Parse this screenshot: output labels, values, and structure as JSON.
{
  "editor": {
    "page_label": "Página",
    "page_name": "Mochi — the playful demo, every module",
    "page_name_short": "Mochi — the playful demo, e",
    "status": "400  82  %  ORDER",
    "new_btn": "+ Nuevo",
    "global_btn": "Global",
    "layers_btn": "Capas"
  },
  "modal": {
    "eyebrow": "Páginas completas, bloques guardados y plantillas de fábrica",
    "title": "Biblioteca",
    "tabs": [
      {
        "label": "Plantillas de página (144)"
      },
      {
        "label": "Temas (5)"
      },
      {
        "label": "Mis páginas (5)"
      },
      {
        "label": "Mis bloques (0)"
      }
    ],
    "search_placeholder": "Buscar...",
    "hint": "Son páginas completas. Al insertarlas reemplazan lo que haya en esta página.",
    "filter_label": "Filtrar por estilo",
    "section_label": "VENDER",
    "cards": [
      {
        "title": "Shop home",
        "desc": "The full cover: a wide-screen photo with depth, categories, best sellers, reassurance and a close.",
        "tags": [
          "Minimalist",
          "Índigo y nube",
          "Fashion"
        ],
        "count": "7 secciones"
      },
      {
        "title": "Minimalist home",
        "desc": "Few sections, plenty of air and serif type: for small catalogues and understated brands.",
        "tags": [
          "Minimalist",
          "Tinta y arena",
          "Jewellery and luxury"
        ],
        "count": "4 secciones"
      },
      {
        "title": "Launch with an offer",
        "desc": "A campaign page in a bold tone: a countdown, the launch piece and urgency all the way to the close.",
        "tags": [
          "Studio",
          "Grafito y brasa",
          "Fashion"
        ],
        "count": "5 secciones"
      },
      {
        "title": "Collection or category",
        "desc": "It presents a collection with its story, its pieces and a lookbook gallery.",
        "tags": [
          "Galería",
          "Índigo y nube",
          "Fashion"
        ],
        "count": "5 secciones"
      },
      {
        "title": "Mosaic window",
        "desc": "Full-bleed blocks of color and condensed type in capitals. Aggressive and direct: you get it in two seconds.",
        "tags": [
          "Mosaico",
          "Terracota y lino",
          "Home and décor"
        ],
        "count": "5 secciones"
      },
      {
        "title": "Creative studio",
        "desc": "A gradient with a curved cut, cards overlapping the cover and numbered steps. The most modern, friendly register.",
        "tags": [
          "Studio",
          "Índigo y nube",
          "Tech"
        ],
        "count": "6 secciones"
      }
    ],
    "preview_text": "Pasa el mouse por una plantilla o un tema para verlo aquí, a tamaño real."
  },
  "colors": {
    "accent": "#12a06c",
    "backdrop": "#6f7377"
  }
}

——

- **What is expected**
Copy every line of the material, please, keeping it exactly the same.

- **Solution for this exercise**
Parse this screenshot: output labels, values, and structure as JSON.
{
  "editor": {
    "page_label": "Página",
    "page_name": "Mochi — the playful demo, every module",
    "page_name_short": "Mochi — the playful demo, e",
    "status": "400  82  %  ORDER",
    "new_btn": "+ Nuevo",
    "global_btn": "Global",
    "layers_btn": "Capas"
  },
  "modal": {
    "eyebrow": "Páginas completas, bloques guardados y plantillas de fábrica",
    "title": "Biblioteca",
    "tabs": [
      {
        "label": "Plantillas de página (144)"
      },
      {
        "label": "Temas (5)"
      },
      {
        "label": "Mis páginas (5)"
      },
      {
        "label": "Mis bloques (0)"
      }
    ],
    "search_placeholder": "Buscar...",
    "hint": "Son páginas completas. Al insertarlas reemplazan lo que haya en esta página.",
    "filter_label": "Filtrar por estilo",
    "section_label": "VENDER",
    "cards": [
      {
        "title": "Shop home",
        "desc": "The full cover: a wide-screen photo with depth, categories, best sellers, reassurance and a close.",
        "tags": [
          "Minimalist",
          "Índigo y nube",
          "Fashion"
        ],
        "count": "7 secciones"
      },
      {
        "title": "Minimalist home",
        "desc": "Few sections, plenty of air and serif type: for small catalogues and understated brands.",
        "tags": [
          "Minimalist",
          "Tinta y arena",
          "Jewellery and luxury"
        ],
        "count": "4 secciones"
      },
      {
        "title": "Launch with an offer",
        "desc": "A campaign page in a bold tone: a countdown, the launch piece and urgency all the way to the close.",
        "tags": [
          "Studio",
          "Grafito y brasa",
          "Fashion"
        ],
        "count": "5 secciones"
      },
      {
        "title": "Collection or category",
        "desc": "It presents a collection with its story, its pieces and a lookbook gallery.",
        "tags": [
          "Galería",
          "Índigo y nube",
          "Fashion"
        ],
        "count": "5 secciones"
      },
      {
        "title": "Mosaic window",
        "desc": "Full-bleed blocks of color and condensed type in capitals. Aggressive and direct: you get it in two seconds.",
        "tags": [
          "Mosaico",
          "Terracota y lino",
          "Home and décor"
        ],
        "count": "5 secciones"
      },
      {
        "title": "Creative studio",
        "desc": "A gradient with a curved cut, cards overlapping the cover and numbered steps. The most modern, friendly register.",
        "tags": [
          "Studio",
          "Índigo y nube",
          "Tech"
        ],
        "count": "6 secciones"
      }
    ],
    "preview_text": "Pasa el mouse por una plantilla o un tema para verlo aquí, a tamaño real."
  },
  "colors": {
    "accent": "#12a06c",
    "backdrop": "#6f7377"
  }
}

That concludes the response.